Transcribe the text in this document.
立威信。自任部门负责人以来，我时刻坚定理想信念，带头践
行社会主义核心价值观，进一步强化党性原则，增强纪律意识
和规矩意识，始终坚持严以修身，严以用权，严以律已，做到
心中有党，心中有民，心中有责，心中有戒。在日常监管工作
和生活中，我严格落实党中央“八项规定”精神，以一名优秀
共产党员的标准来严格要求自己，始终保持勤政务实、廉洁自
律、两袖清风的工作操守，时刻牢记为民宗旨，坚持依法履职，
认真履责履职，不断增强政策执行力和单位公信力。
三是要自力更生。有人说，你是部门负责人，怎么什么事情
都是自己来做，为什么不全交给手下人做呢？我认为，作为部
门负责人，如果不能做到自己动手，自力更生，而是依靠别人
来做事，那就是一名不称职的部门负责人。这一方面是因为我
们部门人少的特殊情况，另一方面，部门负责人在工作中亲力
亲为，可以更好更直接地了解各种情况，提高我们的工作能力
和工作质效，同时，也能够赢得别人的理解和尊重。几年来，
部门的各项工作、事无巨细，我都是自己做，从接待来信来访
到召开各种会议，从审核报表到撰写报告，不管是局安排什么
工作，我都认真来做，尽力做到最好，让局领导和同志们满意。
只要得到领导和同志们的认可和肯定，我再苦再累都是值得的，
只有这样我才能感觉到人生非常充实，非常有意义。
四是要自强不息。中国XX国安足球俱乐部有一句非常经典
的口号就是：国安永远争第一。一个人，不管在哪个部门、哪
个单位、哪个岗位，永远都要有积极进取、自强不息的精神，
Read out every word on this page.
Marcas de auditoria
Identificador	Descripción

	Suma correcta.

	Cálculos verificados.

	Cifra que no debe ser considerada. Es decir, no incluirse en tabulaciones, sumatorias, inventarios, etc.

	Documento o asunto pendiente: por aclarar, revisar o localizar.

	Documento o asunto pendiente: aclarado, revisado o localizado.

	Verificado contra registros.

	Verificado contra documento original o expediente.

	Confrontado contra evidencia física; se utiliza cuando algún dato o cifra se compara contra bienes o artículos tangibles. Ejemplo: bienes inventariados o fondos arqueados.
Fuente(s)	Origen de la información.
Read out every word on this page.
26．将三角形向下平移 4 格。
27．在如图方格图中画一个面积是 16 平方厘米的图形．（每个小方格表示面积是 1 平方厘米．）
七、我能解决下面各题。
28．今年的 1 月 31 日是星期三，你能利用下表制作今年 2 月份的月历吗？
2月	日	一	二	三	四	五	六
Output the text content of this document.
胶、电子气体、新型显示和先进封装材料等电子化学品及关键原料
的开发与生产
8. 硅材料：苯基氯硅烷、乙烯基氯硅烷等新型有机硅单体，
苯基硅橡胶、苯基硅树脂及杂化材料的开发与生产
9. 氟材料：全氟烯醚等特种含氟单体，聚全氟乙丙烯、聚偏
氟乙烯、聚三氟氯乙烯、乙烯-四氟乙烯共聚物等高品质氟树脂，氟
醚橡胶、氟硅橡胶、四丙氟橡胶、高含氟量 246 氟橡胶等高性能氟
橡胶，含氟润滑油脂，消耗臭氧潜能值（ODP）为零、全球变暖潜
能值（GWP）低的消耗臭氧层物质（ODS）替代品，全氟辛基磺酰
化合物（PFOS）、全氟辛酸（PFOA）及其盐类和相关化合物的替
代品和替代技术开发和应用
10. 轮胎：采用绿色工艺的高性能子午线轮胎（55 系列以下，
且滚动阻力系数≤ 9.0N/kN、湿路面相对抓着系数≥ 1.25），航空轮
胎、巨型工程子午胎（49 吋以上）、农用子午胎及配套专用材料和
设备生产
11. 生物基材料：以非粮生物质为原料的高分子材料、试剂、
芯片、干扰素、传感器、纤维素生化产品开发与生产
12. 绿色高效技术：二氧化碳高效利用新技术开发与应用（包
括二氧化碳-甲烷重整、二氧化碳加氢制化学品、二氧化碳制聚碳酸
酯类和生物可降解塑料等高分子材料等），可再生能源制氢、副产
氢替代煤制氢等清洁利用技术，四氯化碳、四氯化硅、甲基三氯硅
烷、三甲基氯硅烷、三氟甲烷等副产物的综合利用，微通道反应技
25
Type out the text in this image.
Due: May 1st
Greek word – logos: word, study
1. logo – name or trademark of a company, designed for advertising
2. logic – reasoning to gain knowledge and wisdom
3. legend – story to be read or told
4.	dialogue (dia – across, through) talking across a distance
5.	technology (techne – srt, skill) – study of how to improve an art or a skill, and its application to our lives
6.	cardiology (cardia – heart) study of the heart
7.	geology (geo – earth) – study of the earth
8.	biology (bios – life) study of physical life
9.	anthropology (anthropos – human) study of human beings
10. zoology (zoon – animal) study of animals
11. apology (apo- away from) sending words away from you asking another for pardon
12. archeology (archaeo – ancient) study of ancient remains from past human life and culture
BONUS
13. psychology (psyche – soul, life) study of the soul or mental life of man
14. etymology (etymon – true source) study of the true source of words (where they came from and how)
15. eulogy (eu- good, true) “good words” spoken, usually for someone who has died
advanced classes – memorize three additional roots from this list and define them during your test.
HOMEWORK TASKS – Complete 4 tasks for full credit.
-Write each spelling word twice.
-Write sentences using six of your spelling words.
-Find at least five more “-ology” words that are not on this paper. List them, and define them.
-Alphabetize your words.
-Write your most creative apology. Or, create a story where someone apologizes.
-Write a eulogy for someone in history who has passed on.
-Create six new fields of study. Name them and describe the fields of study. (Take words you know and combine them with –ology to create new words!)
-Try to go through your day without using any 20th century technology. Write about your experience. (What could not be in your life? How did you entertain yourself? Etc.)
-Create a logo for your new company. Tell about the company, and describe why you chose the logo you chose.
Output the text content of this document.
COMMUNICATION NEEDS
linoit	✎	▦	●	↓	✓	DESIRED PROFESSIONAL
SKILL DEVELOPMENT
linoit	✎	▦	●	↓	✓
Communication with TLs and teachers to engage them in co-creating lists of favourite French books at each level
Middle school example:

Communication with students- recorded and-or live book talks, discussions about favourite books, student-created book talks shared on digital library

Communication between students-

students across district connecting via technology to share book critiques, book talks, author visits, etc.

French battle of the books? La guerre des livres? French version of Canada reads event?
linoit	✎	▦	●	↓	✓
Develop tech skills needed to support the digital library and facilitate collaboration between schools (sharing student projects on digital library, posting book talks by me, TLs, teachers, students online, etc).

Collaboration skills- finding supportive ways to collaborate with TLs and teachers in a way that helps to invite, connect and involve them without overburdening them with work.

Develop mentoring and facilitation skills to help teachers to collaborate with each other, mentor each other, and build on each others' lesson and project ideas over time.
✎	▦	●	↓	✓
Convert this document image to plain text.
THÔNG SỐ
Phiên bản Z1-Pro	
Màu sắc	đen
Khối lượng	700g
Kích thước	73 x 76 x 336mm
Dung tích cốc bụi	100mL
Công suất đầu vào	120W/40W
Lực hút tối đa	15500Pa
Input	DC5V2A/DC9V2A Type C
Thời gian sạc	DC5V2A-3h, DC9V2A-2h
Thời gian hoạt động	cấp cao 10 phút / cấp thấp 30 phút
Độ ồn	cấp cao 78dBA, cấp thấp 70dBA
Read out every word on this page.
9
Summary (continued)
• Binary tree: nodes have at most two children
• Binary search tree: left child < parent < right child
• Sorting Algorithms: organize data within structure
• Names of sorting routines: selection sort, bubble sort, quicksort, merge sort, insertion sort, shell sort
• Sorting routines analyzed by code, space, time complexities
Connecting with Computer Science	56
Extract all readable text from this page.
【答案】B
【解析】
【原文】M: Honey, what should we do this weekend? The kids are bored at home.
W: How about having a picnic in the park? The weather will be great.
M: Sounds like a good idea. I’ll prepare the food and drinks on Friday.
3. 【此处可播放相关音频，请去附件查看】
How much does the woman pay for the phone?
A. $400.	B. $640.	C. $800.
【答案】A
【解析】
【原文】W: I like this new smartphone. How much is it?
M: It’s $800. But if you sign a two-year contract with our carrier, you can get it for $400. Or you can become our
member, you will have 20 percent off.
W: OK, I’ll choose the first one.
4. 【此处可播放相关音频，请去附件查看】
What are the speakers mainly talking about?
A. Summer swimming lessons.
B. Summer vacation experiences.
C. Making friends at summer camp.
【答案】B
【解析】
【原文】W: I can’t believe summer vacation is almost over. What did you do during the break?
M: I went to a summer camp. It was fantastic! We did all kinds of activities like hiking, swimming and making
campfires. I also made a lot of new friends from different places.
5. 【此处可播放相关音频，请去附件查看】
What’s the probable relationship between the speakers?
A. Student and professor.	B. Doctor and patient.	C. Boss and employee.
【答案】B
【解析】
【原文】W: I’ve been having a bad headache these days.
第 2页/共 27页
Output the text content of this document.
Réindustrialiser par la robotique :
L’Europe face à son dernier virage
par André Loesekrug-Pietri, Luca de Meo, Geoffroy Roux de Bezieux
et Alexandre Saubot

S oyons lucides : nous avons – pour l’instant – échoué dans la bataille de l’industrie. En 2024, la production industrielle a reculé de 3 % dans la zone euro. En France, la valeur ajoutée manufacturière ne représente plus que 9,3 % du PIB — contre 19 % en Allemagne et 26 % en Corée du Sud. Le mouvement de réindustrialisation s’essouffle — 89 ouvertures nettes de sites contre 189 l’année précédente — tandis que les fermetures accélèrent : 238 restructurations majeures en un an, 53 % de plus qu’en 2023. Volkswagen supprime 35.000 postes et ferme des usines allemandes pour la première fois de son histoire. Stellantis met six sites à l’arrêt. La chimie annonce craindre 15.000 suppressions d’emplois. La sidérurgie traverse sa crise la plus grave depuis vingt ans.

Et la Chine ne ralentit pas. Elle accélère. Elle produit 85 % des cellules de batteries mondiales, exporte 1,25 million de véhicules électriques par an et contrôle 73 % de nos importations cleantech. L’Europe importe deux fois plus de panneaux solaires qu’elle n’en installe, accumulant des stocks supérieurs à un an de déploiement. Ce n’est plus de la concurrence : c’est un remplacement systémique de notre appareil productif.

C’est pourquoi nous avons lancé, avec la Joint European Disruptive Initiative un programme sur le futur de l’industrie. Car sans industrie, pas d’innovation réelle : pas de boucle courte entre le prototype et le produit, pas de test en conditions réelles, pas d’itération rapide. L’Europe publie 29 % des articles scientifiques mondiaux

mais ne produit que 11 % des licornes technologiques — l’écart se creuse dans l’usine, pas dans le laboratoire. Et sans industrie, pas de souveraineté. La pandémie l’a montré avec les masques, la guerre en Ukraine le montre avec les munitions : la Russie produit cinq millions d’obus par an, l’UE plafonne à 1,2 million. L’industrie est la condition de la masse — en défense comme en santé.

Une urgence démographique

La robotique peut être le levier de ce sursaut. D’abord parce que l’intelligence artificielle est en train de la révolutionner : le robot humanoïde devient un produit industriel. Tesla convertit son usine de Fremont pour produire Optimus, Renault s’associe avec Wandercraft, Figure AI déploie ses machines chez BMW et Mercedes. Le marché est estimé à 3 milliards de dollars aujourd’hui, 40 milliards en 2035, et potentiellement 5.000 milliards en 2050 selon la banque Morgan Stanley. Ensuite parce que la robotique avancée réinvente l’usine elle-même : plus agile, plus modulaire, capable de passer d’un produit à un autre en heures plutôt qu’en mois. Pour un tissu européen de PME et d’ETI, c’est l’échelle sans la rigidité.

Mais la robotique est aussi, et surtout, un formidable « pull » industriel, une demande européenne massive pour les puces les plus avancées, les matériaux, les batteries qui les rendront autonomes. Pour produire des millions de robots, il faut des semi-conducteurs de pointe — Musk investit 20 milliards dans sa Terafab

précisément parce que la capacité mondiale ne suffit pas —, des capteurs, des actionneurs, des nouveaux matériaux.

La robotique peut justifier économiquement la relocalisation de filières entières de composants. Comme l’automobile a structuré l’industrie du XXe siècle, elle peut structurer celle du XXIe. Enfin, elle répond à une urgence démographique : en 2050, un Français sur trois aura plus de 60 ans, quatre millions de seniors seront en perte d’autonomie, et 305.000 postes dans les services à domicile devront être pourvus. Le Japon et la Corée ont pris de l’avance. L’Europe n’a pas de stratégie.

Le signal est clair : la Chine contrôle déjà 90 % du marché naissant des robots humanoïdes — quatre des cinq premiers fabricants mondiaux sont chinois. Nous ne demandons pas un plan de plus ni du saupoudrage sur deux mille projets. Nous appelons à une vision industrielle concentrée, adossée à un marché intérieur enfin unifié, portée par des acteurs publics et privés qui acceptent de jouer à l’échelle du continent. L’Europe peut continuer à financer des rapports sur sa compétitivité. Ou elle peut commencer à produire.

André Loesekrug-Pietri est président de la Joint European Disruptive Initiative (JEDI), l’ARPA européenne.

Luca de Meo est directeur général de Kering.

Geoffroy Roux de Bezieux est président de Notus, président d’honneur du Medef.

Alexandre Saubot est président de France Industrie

What is expected: Find the word "Loesekrug" in the entries, and copy every line it shows up in.

Exercise response:
par André Loesekrug-Pietri, Luca de Meo, Geoffroy Roux de Bezieux
André Loesekrug-Pietri est président de la Joint European Disruptive Initiative (JEDI), l’ARPA européenne.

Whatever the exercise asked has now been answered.